■ **Task statement**: Copy every entry word for word, but skip the pictures.

■ **Dataset excerpts**:
## START

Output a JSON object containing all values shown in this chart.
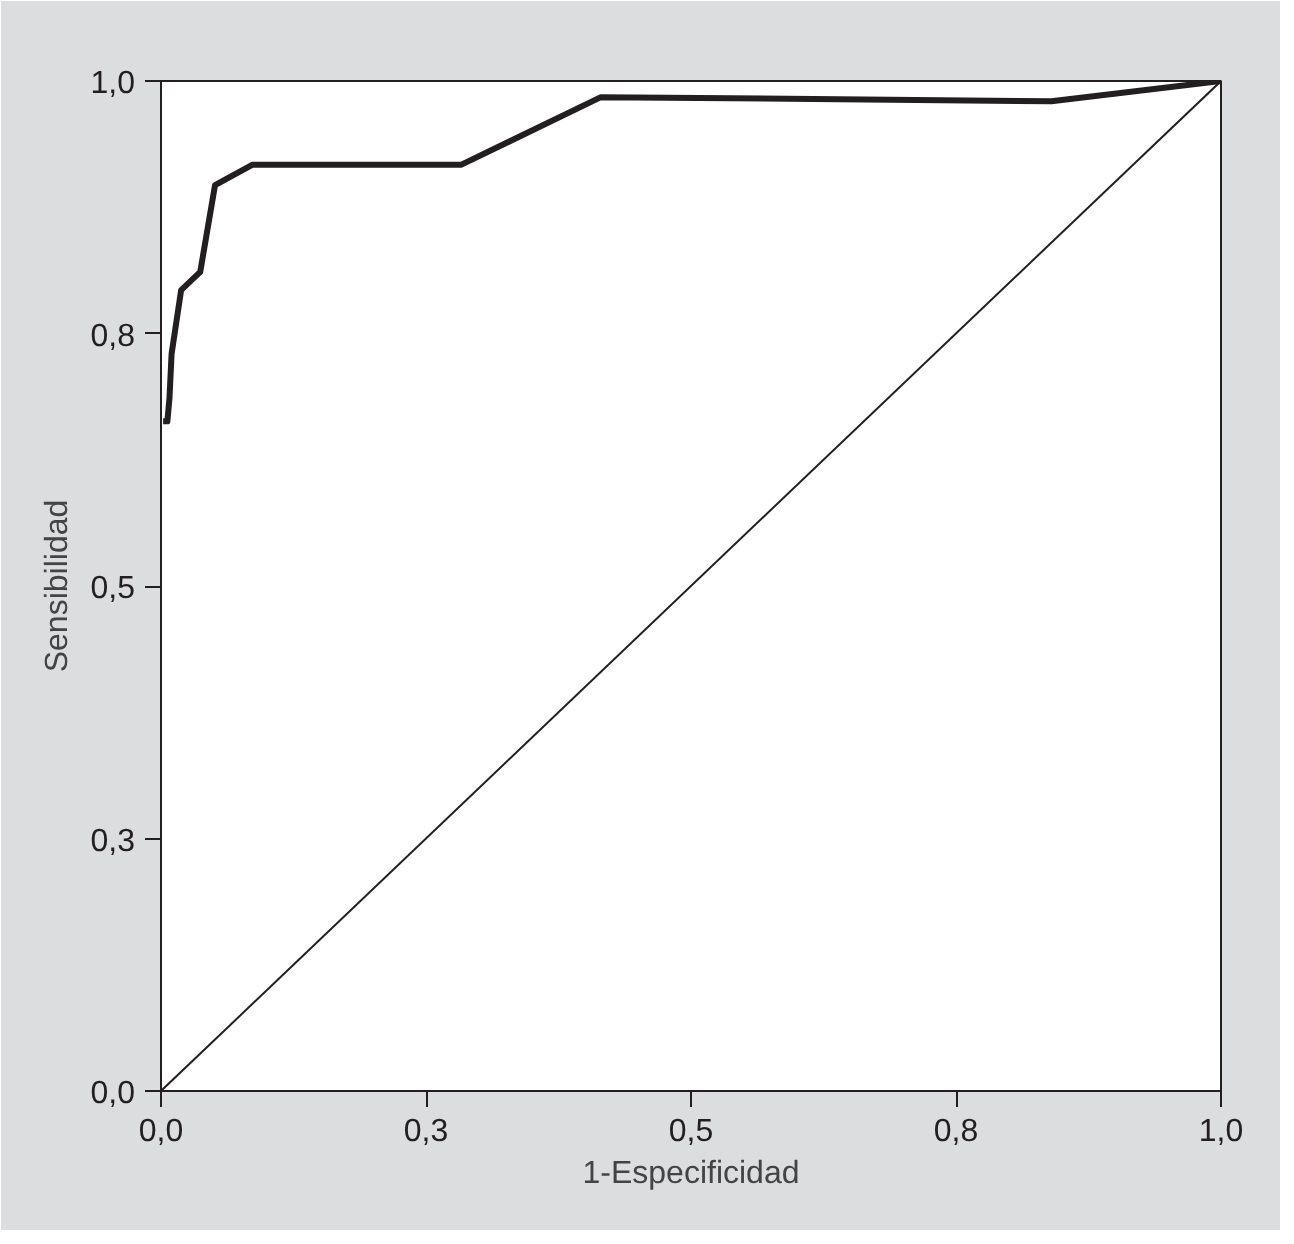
{
  "chart_data": {
    "type": "line",
    "xlabel": "1-Especificidad",
    "ylabel": "Sensibilidad",
    "xlim": [
      0,
      1
    ],
    "ylim": [
      0,
      1
    ],
    "xticks": [
      {
        "value": 0,
        "label": "0,0"
      },
      {
        "value": 0.25,
        "label": "0,3"
      },
      {
        "value": 0.5,
        "label": "0,5"
      },
      {
        "value": 0.75,
        "label": "0,8"
      },
      {
        "value": 1,
        "label": "1,0"
      }
    ],
    "yticks": [
      {
        "value": 0,
        "label": "0,0"
      },
      {
        "value": 0.25,
        "label": "0,3"
      },
      {
        "value": 0.5,
        "label": "0,5"
      },
      {
        "value": 0.75,
        "label": "0,8"
      },
      {
        "value": 1,
        "label": "1,0"
      }
    ],
    "grid": false,
    "series": [
      {
        "color": "#231f20",
        "x": [
          0.002,
          0.006,
          0.008,
          0.01,
          0.019,
          0.037,
          0.051,
          0.086,
          0.283,
          0.415,
          0.84,
          1.0
        ],
        "values": [
          0.663,
          0.663,
          0.686,
          0.73,
          0.793,
          0.811,
          0.897,
          0.917,
          0.917,
          0.984,
          0.98,
          1.0
        ]
      },
      {
        "color": "#231f20",
        "x": [
          0,
          1
        ],
        "values": [
          0,
          1
        ]
      }
    ]
  }
}
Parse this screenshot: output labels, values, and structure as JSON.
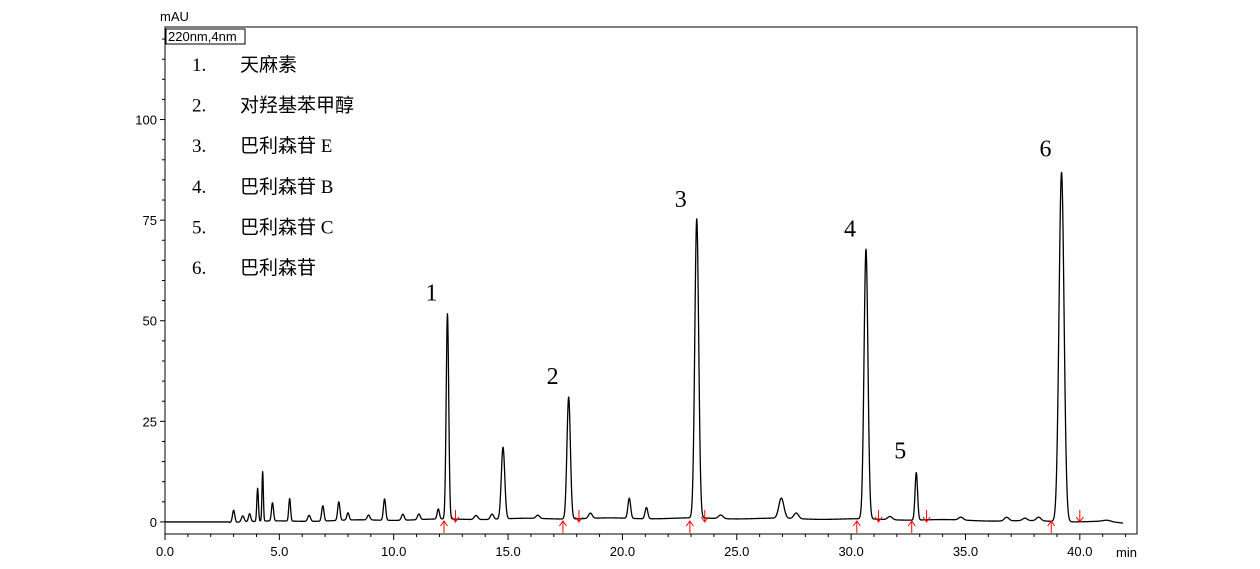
{
  "chart_data": {
    "type": "line",
    "title": "",
    "channel_label": "220nm,4nm",
    "ylabel": "mAU",
    "xlabel": "min",
    "xlim": [
      0,
      42.5
    ],
    "ylim": [
      -3,
      123
    ],
    "x_ticks": [
      0,
      5,
      10,
      15,
      20,
      25,
      30,
      35,
      40
    ],
    "x_tick_labels": [
      "0.0",
      "5.0",
      "10.0",
      "15.0",
      "20.0",
      "25.0",
      "30.0",
      "35.0",
      "40.0"
    ],
    "y_ticks": [
      0,
      25,
      50,
      75,
      100
    ],
    "y_tick_labels": [
      "0",
      "25",
      "50",
      "75",
      "100"
    ],
    "grid": false,
    "line_color": "#000000",
    "marker_color": "#ff0000",
    "series": [
      {
        "peaks": [
          {
            "t": 3.0,
            "h": 3.0,
            "w": 0.05
          },
          {
            "t": 3.4,
            "h": 1.5,
            "w": 0.06
          },
          {
            "t": 3.7,
            "h": 2.0,
            "w": 0.05
          },
          {
            "t": 4.05,
            "h": 8.2,
            "w": 0.035
          },
          {
            "t": 4.27,
            "h": 12.3,
            "w": 0.03
          },
          {
            "t": 4.7,
            "h": 4.5,
            "w": 0.045
          },
          {
            "t": 5.45,
            "h": 5.6,
            "w": 0.04
          },
          {
            "t": 6.3,
            "h": 1.5,
            "w": 0.06
          },
          {
            "t": 6.9,
            "h": 3.8,
            "w": 0.05
          },
          {
            "t": 7.6,
            "h": 4.6,
            "w": 0.05
          },
          {
            "t": 8.0,
            "h": 1.8,
            "w": 0.05
          },
          {
            "t": 8.9,
            "h": 1.2,
            "w": 0.06
          },
          {
            "t": 9.6,
            "h": 5.3,
            "w": 0.05
          },
          {
            "t": 10.4,
            "h": 1.5,
            "w": 0.06
          },
          {
            "t": 11.1,
            "h": 1.4,
            "w": 0.06
          },
          {
            "t": 11.95,
            "h": 2.5,
            "w": 0.05
          },
          {
            "t": 12.35,
            "h": 51.0,
            "w": 0.055
          },
          {
            "t": 13.6,
            "h": 1.0,
            "w": 0.08
          },
          {
            "t": 14.3,
            "h": 1.3,
            "w": 0.07
          },
          {
            "t": 14.78,
            "h": 17.8,
            "w": 0.075
          },
          {
            "t": 16.3,
            "h": 0.8,
            "w": 0.08
          },
          {
            "t": 17.65,
            "h": 30.3,
            "w": 0.075
          },
          {
            "t": 18.6,
            "h": 1.3,
            "w": 0.08
          },
          {
            "t": 20.3,
            "h": 5.0,
            "w": 0.06
          },
          {
            "t": 21.05,
            "h": 2.8,
            "w": 0.06
          },
          {
            "t": 23.25,
            "h": 74.3,
            "w": 0.085
          },
          {
            "t": 24.3,
            "h": 0.9,
            "w": 0.1
          },
          {
            "t": 26.95,
            "h": 5.0,
            "w": 0.11
          },
          {
            "t": 27.6,
            "h": 1.4,
            "w": 0.1
          },
          {
            "t": 30.65,
            "h": 67.0,
            "w": 0.085
          },
          {
            "t": 31.7,
            "h": 0.8,
            "w": 0.1
          },
          {
            "t": 32.85,
            "h": 11.8,
            "w": 0.055
          },
          {
            "t": 34.8,
            "h": 0.7,
            "w": 0.1
          },
          {
            "t": 36.8,
            "h": 0.9,
            "w": 0.1
          },
          {
            "t": 37.6,
            "h": 0.6,
            "w": 0.1
          },
          {
            "t": 38.2,
            "h": 0.9,
            "w": 0.1
          },
          {
            "t": 39.2,
            "h": 86.8,
            "w": 0.11
          },
          {
            "t": 41.2,
            "h": 0.3,
            "w": 0.15
          }
        ]
      }
    ],
    "integration_marks": [
      12.2,
      12.7,
      17.4,
      18.1,
      22.95,
      23.6,
      30.25,
      31.2,
      32.65,
      33.3,
      38.75,
      40.0
    ],
    "peak_labels": [
      {
        "label": "1",
        "t": 12.35,
        "h": 51.0
      },
      {
        "label": "2",
        "t": 17.65,
        "h": 30.3
      },
      {
        "label": "3",
        "t": 23.25,
        "h": 74.3
      },
      {
        "label": "4",
        "t": 30.65,
        "h": 67.0
      },
      {
        "label": "5",
        "t": 32.85,
        "h": 11.8
      },
      {
        "label": "6",
        "t": 39.2,
        "h": 86.8
      }
    ],
    "legend": [
      {
        "num": "1.",
        "name": "天麻素"
      },
      {
        "num": "2.",
        "name": "对羟基苯甲醇"
      },
      {
        "num": "3.",
        "name": "巴利森苷 E"
      },
      {
        "num": "4.",
        "name": "巴利森苷 B"
      },
      {
        "num": "5.",
        "name": "巴利森苷 C"
      },
      {
        "num": "6.",
        "name": "巴利森苷"
      }
    ]
  }
}
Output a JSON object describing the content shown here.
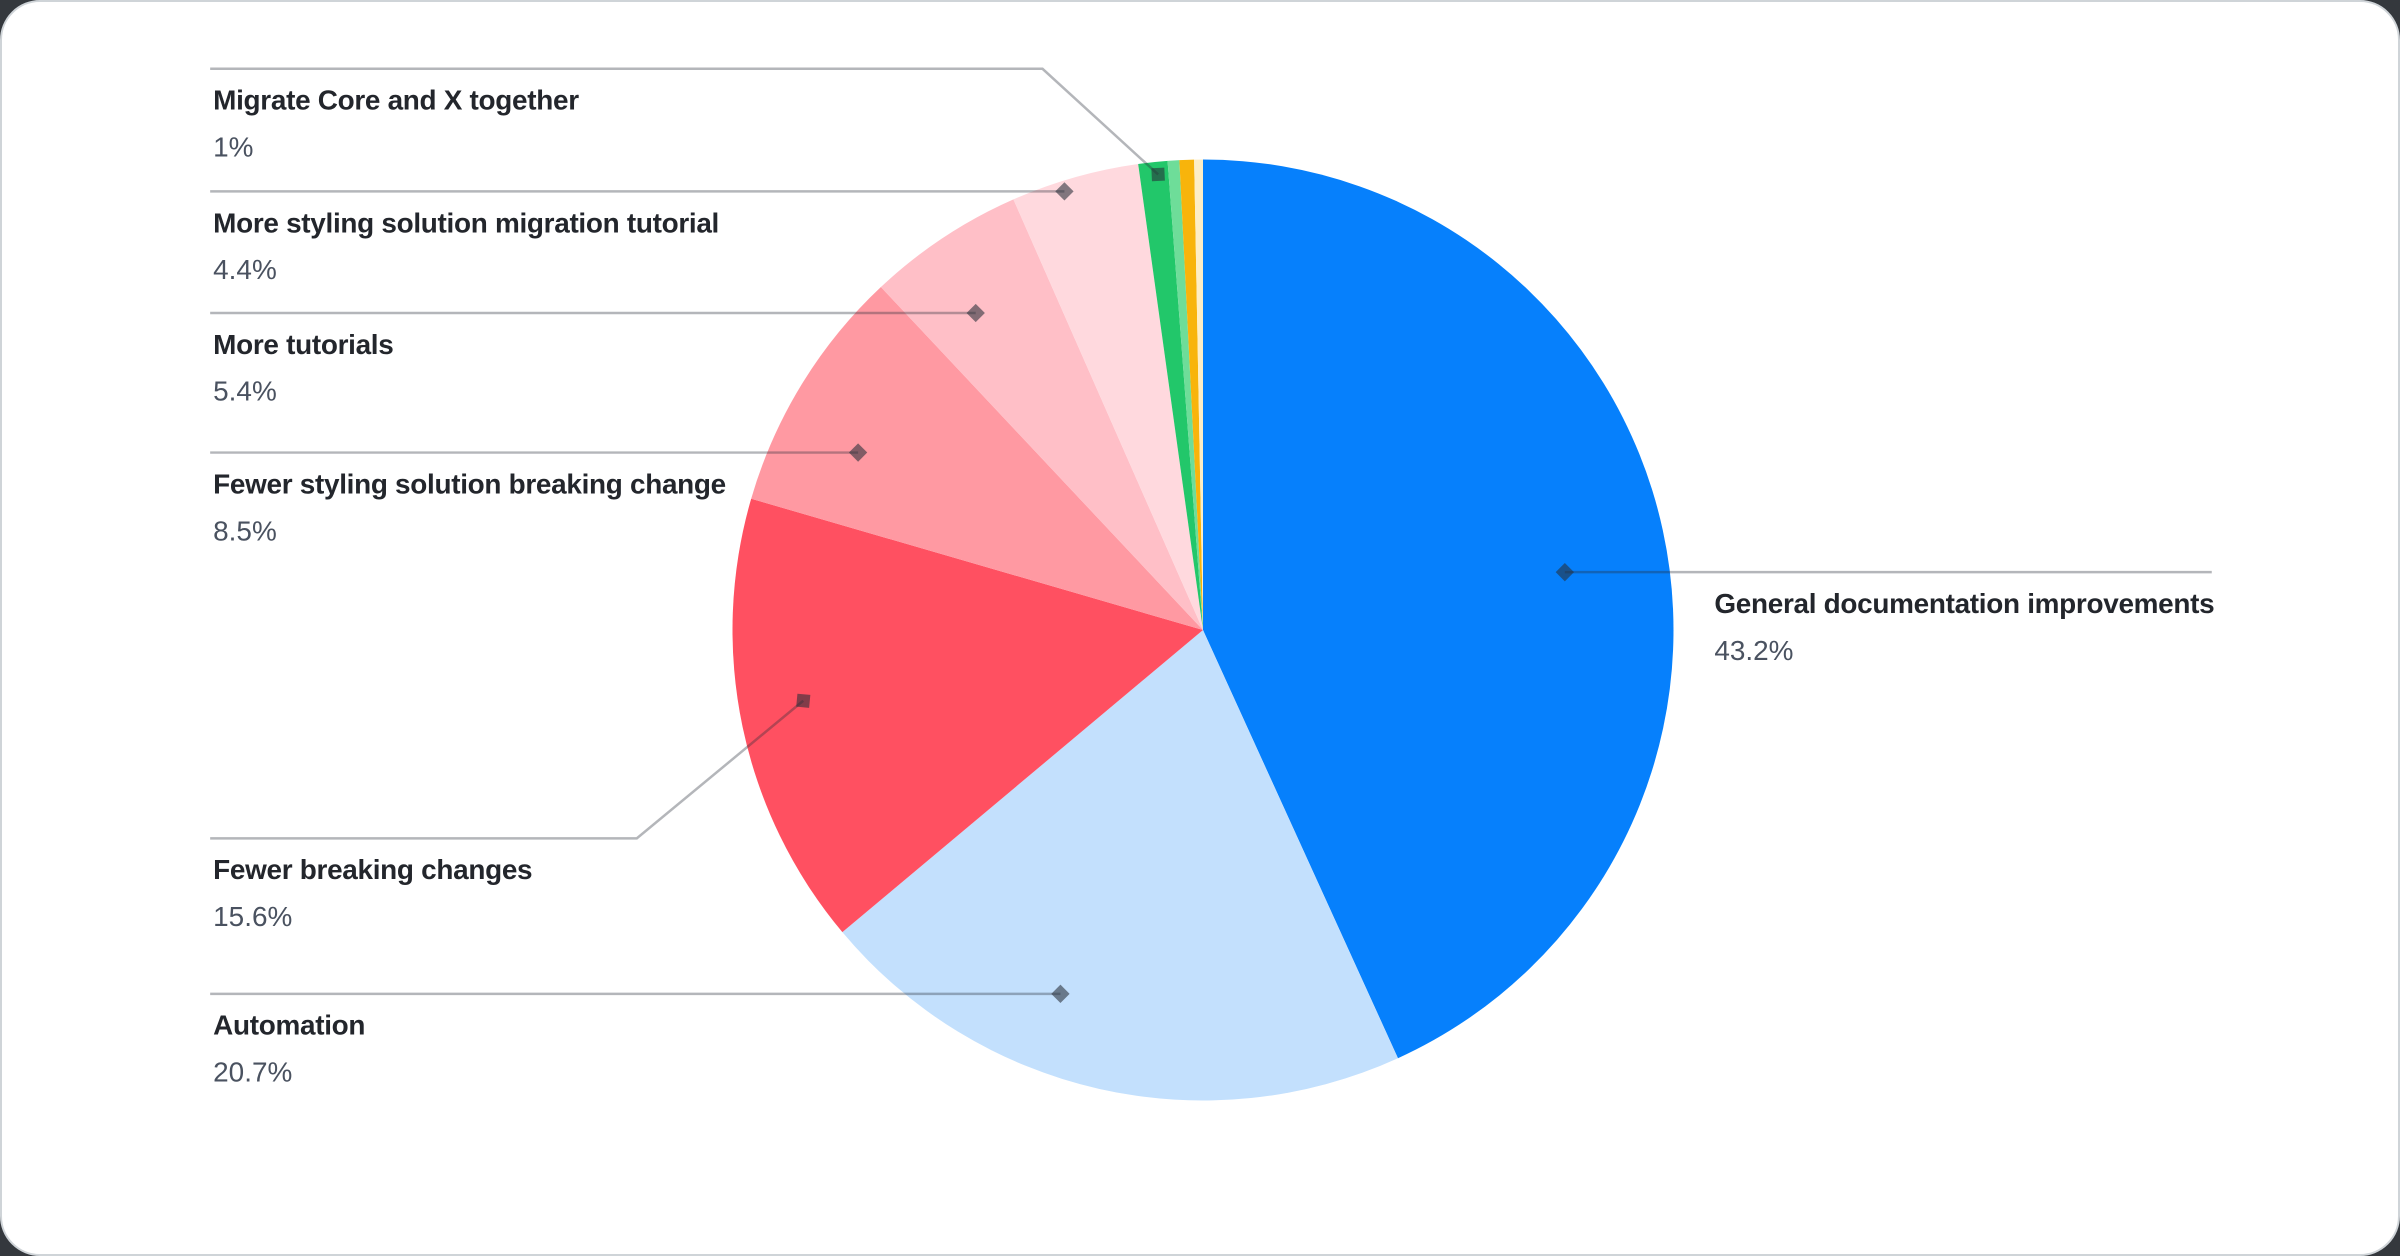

## END

■ **Correct result**:
Output a JSON object containing all values shown in this chart.
{
  "chart_data": {
    "type": "line",
    "xlabel": "1-Especificidad",
    "ylabel": "Sensibilidad",
    "xlim": [
      0,
      1
    ],
    "ylim": [
      0,
      1
    ],
    "xticks": [
      {
        "value": 0,
        "label": "0,0"
      },
      {
        "value": 0.25,
        "label": "0,3"
      },
      {
        "value": 0.5,
        "label": "0,5"
      },
      {
        "value": 0.75,
        "label": "0,8"
      },
      {
        "value": 1,
        "label": "1,0"
      }
    ],
    "yticks": [
      {
        "value": 0,
        "label": "0,0"
      },
      {
        "value": 0.25,
        "label": "0,3"
      },
      {
        "value": 0.5,
        "label": "0,5"
      },
      {
        "value": 0.75,
        "label": "0,8"
      },
      {
        "value": 1,
        "label": "1,0"
      }
    ],
    "grid": false,
    "series": [
      {
        "color": "#231f20",
        "x": [
          0.002,
          0.006,
          0.008,
          0.01,
          0.019,
          0.037,
          0.051,
          0.086,
          0.283,
          0.415,
          0.84,
          1.0
        ],
        "values": [
          0.663,
          0.663,
          0.686,
          0.73,
          0.793,
          0.811,
          0.897,
          0.917,
          0.917,
          0.984,
          0.98,
          1.0
        ]
      },
      {
        "color": "#231f20",
        "x": [
          0,
          1
        ],
        "values": [
          0,
          1
        ]
      }
    ]
  }
}
Parse this screenshot: output labels, values, and structure as JSON.
{
  "chart_data": {
    "type": "line",
    "title": "",
    "channel_label": "220nm,4nm",
    "ylabel": "mAU",
    "xlabel": "min",
    "xlim": [
      0,
      42.5
    ],
    "ylim": [
      -3,
      123
    ],
    "x_ticks": [
      0,
      5,
      10,
      15,
      20,
      25,
      30,
      35,
      40
    ],
    "x_tick_labels": [
      "0.0",
      "5.0",
      "10.0",
      "15.0",
      "20.0",
      "25.0",
      "30.0",
      "35.0",
      "40.0"
    ],
    "y_ticks": [
      0,
      25,
      50,
      75,
      100
    ],
    "y_tick_labels": [
      "0",
      "25",
      "50",
      "75",
      "100"
    ],
    "grid": false,
    "line_color": "#000000",
    "marker_color": "#ff0000",
    "series": [
      {
        "peaks": [
          {
            "t": 3.0,
            "h": 3.0,
            "w": 0.05
          },
          {
            "t": 3.4,
            "h": 1.5,
            "w": 0.06
          },
          {
            "t": 3.7,
            "h": 2.0,
            "w": 0.05
          },
          {
            "t": 4.05,
            "h": 8.2,
            "w": 0.035
          },
          {
            "t": 4.27,
            "h": 12.3,
            "w": 0.03
          },
          {
            "t": 4.7,
            "h": 4.5,
            "w": 0.045
          },
          {
            "t": 5.45,
            "h": 5.6,
            "w": 0.04
          },
          {
            "t": 6.3,
            "h": 1.5,
            "w": 0.06
          },
          {
            "t": 6.9,
            "h": 3.8,
            "w": 0.05
          },
          {
            "t": 7.6,
            "h": 4.6,
            "w": 0.05
          },
          {
            "t": 8.0,
            "h": 1.8,
            "w": 0.05
          },
          {
            "t": 8.9,
            "h": 1.2,
            "w": 0.06
          },
          {
            "t": 9.6,
            "h": 5.3,
            "w": 0.05
          },
          {
            "t": 10.4,
            "h": 1.5,
            "w": 0.06
          },
          {
            "t": 11.1,
            "h": 1.4,
            "w": 0.06
          },
          {
            "t": 11.95,
            "h": 2.5,
            "w": 0.05
          },
          {
            "t": 12.35,
            "h": 51.0,
            "w": 0.055
          },
          {
            "t": 13.6,
            "h": 1.0,
            "w": 0.08
          },
          {
            "t": 14.3,
            "h": 1.3,
            "w": 0.07
          },
          {
            "t": 14.78,
            "h": 17.8,
            "w": 0.075
          },
          {
            "t": 16.3,
            "h": 0.8,
            "w": 0.08
          },
          {
            "t": 17.65,
            "h": 30.3,
            "w": 0.075
          },
          {
            "t": 18.6,
            "h": 1.3,
            "w": 0.08
          },
          {
            "t": 20.3,
            "h": 5.0,
            "w": 0.06
          },
          {
            "t": 21.05,
            "h": 2.8,
            "w": 0.06
          },
          {
            "t": 23.25,
            "h": 74.3,
            "w": 0.085
          },
          {
            "t": 24.3,
            "h": 0.9,
            "w": 0.1
          },
          {
            "t": 26.95,
            "h": 5.0,
            "w": 0.11
          },
          {
            "t": 27.6,
            "h": 1.4,
            "w": 0.1
          },
          {
            "t": 30.65,
            "h": 67.0,
            "w": 0.085
          },
          {
            "t": 31.7,
            "h": 0.8,
            "w": 0.1
          },
          {
            "t": 32.85,
            "h": 11.8,
            "w": 0.055
          },
          {
            "t": 34.8,
            "h": 0.7,
            "w": 0.1
          },
          {
            "t": 36.8,
            "h": 0.9,
            "w": 0.1
          },
          {
            "t": 37.6,
            "h": 0.6,
            "w": 0.1
          },
          {
            "t": 38.2,
            "h": 0.9,
            "w": 0.1
          },
          {
            "t": 39.2,
            "h": 86.8,
            "w": 0.11
          },
          {
            "t": 41.2,
            "h": 0.3,
            "w": 0.15
          }
        ]
      }
    ],
    "integration_marks": [
      12.2,
      12.7,
      17.4,
      18.1,
      22.95,
      23.6,
      30.25,
      31.2,
      32.65,
      33.3,
      38.75,
      40.0
    ],
    "peak_labels": [
      {
        "label": "1",
        "t": 12.35,
        "h": 51.0
      },
      {
        "label": "2",
        "t": 17.65,
        "h": 30.3
      },
      {
        "label": "3",
        "t": 23.25,
        "h": 74.3
      },
      {
        "label": "4",
        "t": 30.65,
        "h": 67.0
      },
      {
        "label": "5",
        "t": 32.85,
        "h": 11.8
      },
      {
        "label": "6",
        "t": 39.2,
        "h": 86.8
      }
    ],
    "legend": [
      {
        "num": "1.",
        "name": "天麻素"
      },
      {
        "num": "2.",
        "name": "对羟基苯甲醇"
      },
      {
        "num": "3.",
        "name": "巴利森苷 E"
      },
      {
        "num": "4.",
        "name": "巴利森苷 B"
      },
      {
        "num": "5.",
        "name": "巴利森苷 C"
      },
      {
        "num": "6.",
        "name": "巴利森苷"
      }
    ]
  }
}
Output a JSON object describing the content shown here.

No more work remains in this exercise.